**WHAT IS BEING ASKED**
Copy out the entries in full and with complete accuracy; pictures are excluded.

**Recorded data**
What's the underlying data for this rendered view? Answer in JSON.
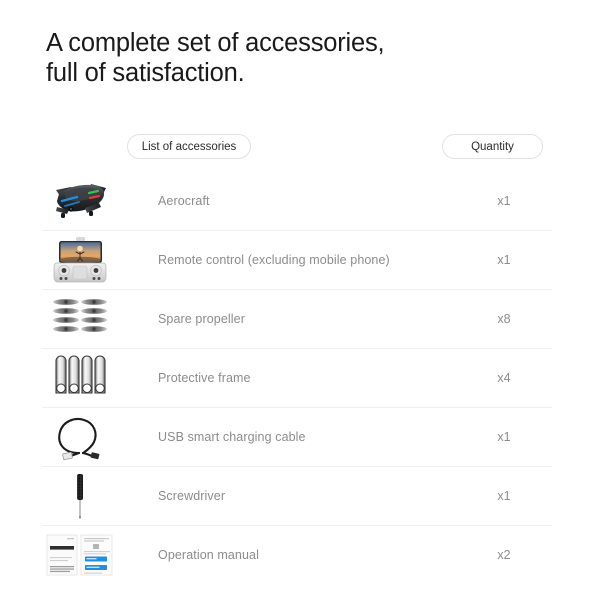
{
  "heading": {
    "line1": "A complete set of accessories,",
    "line2": "full of satisfaction."
  },
  "table": {
    "headers": {
      "name": "List of accessories",
      "quantity": "Quantity"
    },
    "rows": [
      {
        "icon": "drone-aircraft-image",
        "name": "Aerocraft",
        "quantity": "x1"
      },
      {
        "icon": "remote-controller-image",
        "name": "Remote control (excluding mobile phone)",
        "quantity": "x1"
      },
      {
        "icon": "spare-propellers-image",
        "name": "Spare propeller",
        "quantity": "x8"
      },
      {
        "icon": "protective-frame-image",
        "name": "Protective frame",
        "quantity": "x4"
      },
      {
        "icon": "usb-charging-cable-image",
        "name": "USB smart charging cable",
        "quantity": "x1"
      },
      {
        "icon": "screwdriver-image",
        "name": "Screwdriver",
        "quantity": "x1"
      },
      {
        "icon": "operation-manual-image",
        "name": "Operation manual",
        "quantity": "x2"
      }
    ]
  },
  "colors": {
    "background": "#ffffff",
    "heading_text": "#1a1a1a",
    "row_text": "#8c8c8c",
    "divider": "#f0f0f0",
    "pill_border": "#e2e2e2",
    "accent_blue": "#1f8fe0",
    "accent_green": "#35c24a",
    "accent_red": "#e03a3a"
  }
}
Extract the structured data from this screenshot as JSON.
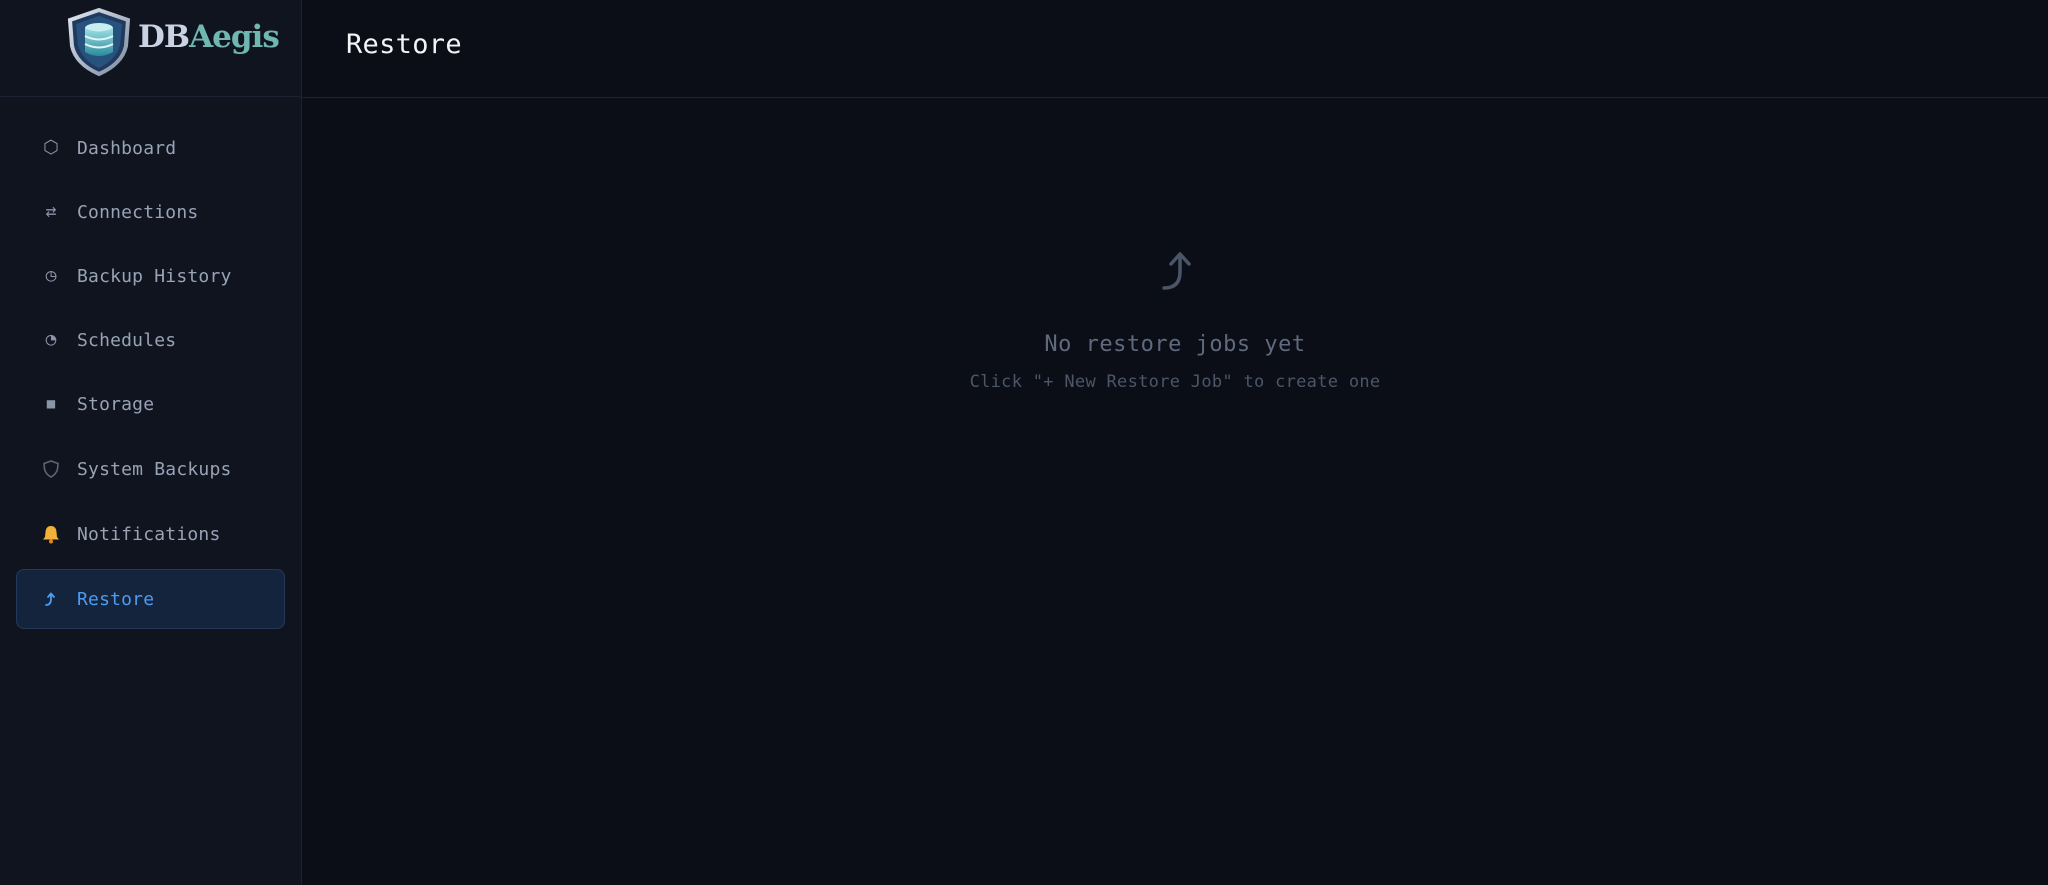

**IN RESPONSE**
What's the underlying data for this rendered view? Answer in JSON.
{
  "heading": {
    "line1": "A complete set of accessories,",
    "line2": "full of satisfaction."
  },
  "table": {
    "headers": {
      "name": "List of accessories",
      "quantity": "Quantity"
    },
    "rows": [
      {
        "icon": "drone-aircraft-image",
        "name": "Aerocraft",
        "quantity": "x1"
      },
      {
        "icon": "remote-controller-image",
        "name": "Remote control (excluding mobile phone)",
        "quantity": "x1"
      },
      {
        "icon": "spare-propellers-image",
        "name": "Spare propeller",
        "quantity": "x8"
      },
      {
        "icon": "protective-frame-image",
        "name": "Protective frame",
        "quantity": "x4"
      },
      {
        "icon": "usb-charging-cable-image",
        "name": "USB smart charging cable",
        "quantity": "x1"
      },
      {
        "icon": "screwdriver-image",
        "name": "Screwdriver",
        "quantity": "x1"
      },
      {
        "icon": "operation-manual-image",
        "name": "Operation manual",
        "quantity": "x2"
      }
    ]
  },
  "colors": {
    "background": "#ffffff",
    "heading_text": "#1a1a1a",
    "row_text": "#8c8c8c",
    "divider": "#f0f0f0",
    "pill_border": "#e2e2e2",
    "accent_blue": "#1f8fe0",
    "accent_green": "#35c24a",
    "accent_red": "#e03a3a"
  }
}
Extract the structured data from this screenshot as JSON.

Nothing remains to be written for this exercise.